- _DIRECTIONS FOR THIS TASK_: How many lines of these records hold the string "marker"? Reply with the number alone.

### RECORDS SHOWN

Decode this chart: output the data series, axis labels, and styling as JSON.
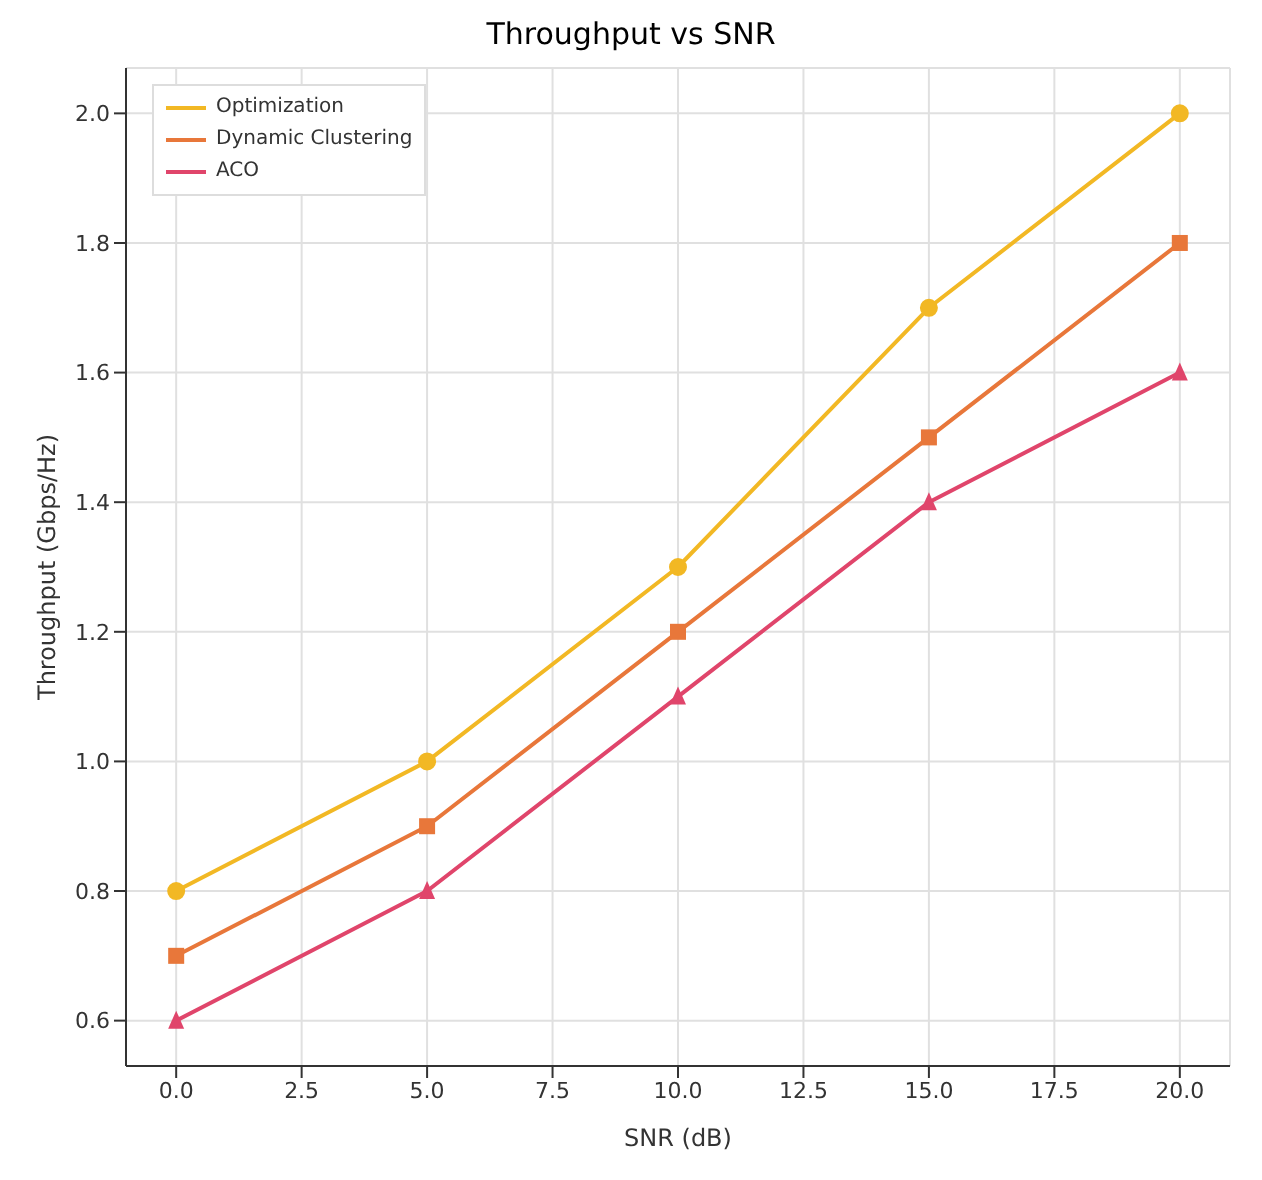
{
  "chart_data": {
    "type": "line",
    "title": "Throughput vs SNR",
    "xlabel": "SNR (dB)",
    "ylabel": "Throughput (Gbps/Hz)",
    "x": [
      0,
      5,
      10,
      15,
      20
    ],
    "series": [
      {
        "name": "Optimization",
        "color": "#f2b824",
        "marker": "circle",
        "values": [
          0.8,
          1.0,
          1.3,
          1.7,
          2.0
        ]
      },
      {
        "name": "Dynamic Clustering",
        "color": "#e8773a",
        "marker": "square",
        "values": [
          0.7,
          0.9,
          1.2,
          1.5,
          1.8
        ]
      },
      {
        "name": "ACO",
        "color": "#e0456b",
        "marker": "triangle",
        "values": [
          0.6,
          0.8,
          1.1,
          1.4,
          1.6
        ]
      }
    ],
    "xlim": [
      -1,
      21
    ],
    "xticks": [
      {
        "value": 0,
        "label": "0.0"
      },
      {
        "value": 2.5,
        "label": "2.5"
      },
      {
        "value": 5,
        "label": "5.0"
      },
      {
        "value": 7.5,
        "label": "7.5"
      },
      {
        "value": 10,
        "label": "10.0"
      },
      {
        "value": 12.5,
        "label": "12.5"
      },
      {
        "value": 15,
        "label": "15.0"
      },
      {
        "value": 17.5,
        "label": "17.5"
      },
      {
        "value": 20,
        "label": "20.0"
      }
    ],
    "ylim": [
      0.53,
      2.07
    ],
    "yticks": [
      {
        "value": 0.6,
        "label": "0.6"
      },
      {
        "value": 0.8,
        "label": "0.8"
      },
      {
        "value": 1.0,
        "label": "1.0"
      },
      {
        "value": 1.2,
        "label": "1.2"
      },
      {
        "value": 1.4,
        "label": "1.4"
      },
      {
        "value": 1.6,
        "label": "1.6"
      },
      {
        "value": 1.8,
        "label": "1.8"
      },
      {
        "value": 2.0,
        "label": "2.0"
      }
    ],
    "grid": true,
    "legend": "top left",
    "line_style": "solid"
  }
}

######
### RECORDS SHOWN

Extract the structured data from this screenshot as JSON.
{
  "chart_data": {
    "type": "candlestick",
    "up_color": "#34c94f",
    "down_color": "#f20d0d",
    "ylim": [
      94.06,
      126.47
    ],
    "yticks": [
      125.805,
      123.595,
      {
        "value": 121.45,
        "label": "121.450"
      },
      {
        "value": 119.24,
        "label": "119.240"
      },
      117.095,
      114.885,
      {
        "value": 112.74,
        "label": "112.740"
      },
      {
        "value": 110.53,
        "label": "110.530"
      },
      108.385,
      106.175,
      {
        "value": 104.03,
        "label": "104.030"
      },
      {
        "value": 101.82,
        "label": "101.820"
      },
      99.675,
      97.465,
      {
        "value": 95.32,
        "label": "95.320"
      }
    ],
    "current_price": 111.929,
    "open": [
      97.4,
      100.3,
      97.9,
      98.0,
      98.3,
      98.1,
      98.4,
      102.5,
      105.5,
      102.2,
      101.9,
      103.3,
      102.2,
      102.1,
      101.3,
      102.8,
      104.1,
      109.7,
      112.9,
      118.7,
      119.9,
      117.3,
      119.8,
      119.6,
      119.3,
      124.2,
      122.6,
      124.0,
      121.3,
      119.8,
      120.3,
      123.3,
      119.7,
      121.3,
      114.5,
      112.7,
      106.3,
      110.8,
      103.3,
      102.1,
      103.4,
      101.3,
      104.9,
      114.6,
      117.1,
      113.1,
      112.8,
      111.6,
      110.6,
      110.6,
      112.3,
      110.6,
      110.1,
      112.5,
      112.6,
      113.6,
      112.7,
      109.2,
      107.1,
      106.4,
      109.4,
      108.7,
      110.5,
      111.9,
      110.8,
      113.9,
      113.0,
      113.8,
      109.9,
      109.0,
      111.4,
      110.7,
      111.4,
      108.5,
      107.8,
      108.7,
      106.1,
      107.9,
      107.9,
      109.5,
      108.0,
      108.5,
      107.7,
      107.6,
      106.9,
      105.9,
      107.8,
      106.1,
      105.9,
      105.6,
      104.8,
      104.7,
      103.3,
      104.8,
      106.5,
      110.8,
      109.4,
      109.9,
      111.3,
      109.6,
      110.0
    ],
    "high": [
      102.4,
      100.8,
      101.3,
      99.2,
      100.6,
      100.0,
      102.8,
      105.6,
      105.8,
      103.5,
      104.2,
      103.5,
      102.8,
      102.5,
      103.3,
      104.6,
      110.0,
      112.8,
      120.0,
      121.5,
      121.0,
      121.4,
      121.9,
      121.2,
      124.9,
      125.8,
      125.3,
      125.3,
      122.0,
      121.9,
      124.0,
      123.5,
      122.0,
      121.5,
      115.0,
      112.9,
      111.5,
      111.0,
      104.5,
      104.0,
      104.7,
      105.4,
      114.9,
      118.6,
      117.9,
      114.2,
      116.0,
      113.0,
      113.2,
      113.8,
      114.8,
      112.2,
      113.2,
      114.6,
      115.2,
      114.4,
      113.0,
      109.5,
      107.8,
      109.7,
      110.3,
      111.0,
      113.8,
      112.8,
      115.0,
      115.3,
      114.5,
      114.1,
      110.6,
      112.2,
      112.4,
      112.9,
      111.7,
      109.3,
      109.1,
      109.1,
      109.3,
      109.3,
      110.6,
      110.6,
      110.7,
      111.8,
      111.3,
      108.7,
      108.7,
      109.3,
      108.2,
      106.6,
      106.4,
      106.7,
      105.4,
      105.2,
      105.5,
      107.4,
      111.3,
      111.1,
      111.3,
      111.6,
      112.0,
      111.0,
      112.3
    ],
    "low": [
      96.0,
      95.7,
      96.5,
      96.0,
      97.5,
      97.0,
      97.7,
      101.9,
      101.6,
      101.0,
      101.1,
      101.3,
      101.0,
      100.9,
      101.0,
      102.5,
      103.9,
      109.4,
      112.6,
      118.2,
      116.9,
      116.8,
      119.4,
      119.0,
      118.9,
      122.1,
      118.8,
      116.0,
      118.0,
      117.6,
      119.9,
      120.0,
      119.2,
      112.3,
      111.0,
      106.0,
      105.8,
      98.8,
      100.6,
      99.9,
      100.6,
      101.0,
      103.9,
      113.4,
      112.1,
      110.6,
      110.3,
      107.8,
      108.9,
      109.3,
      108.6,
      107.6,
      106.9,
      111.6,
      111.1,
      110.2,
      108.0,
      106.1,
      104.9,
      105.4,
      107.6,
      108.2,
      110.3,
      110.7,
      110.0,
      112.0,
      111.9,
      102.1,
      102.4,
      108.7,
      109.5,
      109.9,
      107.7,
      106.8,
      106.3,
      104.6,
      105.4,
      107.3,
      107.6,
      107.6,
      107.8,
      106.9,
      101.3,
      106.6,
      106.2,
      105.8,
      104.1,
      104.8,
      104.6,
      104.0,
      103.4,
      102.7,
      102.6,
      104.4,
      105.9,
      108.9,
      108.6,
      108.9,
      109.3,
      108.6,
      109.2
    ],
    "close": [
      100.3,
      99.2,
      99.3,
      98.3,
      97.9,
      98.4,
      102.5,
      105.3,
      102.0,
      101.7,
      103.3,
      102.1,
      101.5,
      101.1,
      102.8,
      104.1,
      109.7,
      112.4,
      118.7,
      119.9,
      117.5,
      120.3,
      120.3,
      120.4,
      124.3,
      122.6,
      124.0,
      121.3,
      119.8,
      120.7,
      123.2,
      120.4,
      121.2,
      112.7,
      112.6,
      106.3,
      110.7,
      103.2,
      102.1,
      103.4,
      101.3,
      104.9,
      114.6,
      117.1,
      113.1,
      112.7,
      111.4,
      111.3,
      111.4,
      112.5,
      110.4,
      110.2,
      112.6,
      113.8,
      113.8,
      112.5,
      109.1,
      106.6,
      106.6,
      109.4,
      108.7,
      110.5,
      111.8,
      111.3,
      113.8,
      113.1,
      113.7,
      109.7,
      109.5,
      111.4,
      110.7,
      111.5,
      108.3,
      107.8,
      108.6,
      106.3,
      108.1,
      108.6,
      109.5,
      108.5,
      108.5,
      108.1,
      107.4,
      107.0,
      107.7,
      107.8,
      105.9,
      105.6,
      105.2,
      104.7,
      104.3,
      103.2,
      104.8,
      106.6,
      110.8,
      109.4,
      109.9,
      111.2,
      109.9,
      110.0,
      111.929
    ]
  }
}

######

- _SOLUTION TO THIS TASK_: 3